▶ **EXERCISE DIRECTIONS**
Using the records below, give the number of lines where the word "home" appears, with no further output.

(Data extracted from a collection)

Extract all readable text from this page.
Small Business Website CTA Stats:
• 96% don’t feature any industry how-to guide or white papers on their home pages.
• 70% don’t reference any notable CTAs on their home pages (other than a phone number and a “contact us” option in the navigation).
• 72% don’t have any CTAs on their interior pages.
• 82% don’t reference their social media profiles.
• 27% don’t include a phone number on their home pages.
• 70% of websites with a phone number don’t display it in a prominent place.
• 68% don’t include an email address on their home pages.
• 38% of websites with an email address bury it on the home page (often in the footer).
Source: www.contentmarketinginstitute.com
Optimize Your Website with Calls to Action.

* * *

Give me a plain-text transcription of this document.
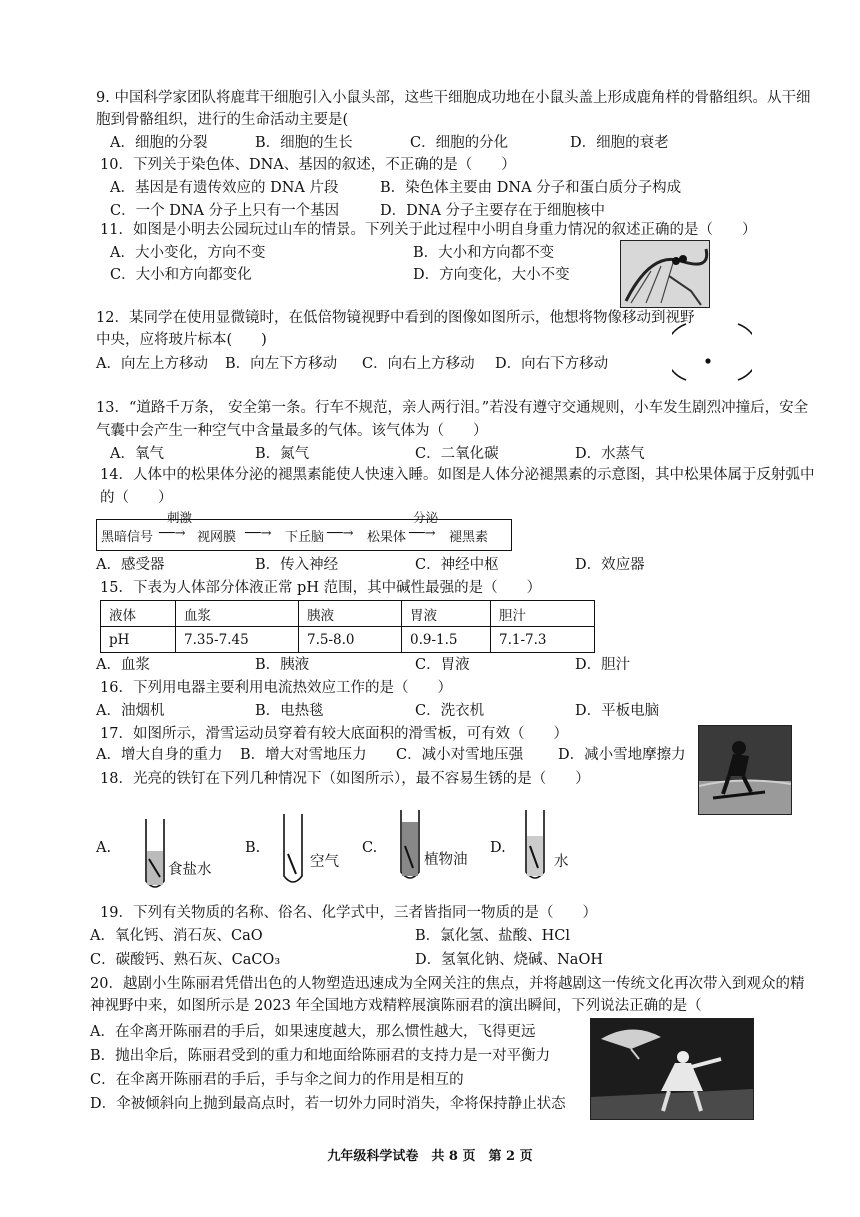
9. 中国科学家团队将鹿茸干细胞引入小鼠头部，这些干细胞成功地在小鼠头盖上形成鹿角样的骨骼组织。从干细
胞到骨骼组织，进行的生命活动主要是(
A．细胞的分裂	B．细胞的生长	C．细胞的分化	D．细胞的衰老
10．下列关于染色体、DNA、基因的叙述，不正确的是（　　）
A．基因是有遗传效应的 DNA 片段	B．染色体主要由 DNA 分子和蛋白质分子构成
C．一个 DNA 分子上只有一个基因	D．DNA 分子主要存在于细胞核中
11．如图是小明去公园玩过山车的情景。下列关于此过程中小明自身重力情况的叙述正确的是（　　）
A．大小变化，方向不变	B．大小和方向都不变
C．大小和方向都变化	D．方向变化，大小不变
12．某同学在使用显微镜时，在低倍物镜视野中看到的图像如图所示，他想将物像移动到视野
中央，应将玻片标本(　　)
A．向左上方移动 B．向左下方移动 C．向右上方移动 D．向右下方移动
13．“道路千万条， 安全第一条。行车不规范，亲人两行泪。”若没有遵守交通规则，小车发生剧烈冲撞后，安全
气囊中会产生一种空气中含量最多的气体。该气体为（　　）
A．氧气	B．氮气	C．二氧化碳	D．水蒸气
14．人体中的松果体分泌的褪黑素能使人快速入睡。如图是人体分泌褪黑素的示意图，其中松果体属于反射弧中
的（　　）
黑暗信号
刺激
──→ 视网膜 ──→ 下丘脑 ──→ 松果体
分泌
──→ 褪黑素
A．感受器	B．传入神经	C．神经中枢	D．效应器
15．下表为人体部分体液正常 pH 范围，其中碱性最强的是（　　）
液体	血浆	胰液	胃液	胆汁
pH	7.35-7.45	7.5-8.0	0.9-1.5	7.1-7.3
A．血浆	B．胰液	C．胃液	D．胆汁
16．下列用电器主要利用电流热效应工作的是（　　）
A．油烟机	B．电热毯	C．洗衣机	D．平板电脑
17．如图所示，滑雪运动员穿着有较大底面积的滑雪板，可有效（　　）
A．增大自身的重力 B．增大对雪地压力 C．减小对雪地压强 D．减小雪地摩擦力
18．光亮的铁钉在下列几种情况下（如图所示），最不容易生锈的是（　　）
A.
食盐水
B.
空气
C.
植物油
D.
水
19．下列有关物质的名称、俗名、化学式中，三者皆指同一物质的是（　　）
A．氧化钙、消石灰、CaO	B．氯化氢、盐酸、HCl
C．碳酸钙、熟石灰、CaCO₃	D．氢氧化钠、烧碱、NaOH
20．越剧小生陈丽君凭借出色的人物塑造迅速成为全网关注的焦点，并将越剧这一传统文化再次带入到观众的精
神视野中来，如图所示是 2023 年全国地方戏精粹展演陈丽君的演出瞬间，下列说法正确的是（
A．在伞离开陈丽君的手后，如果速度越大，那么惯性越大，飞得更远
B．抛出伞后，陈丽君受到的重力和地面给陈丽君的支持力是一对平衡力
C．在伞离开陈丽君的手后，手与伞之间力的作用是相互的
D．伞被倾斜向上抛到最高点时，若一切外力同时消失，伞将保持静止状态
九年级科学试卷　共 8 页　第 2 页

▶ **ANSWER FOR THIS EXERCISE**
5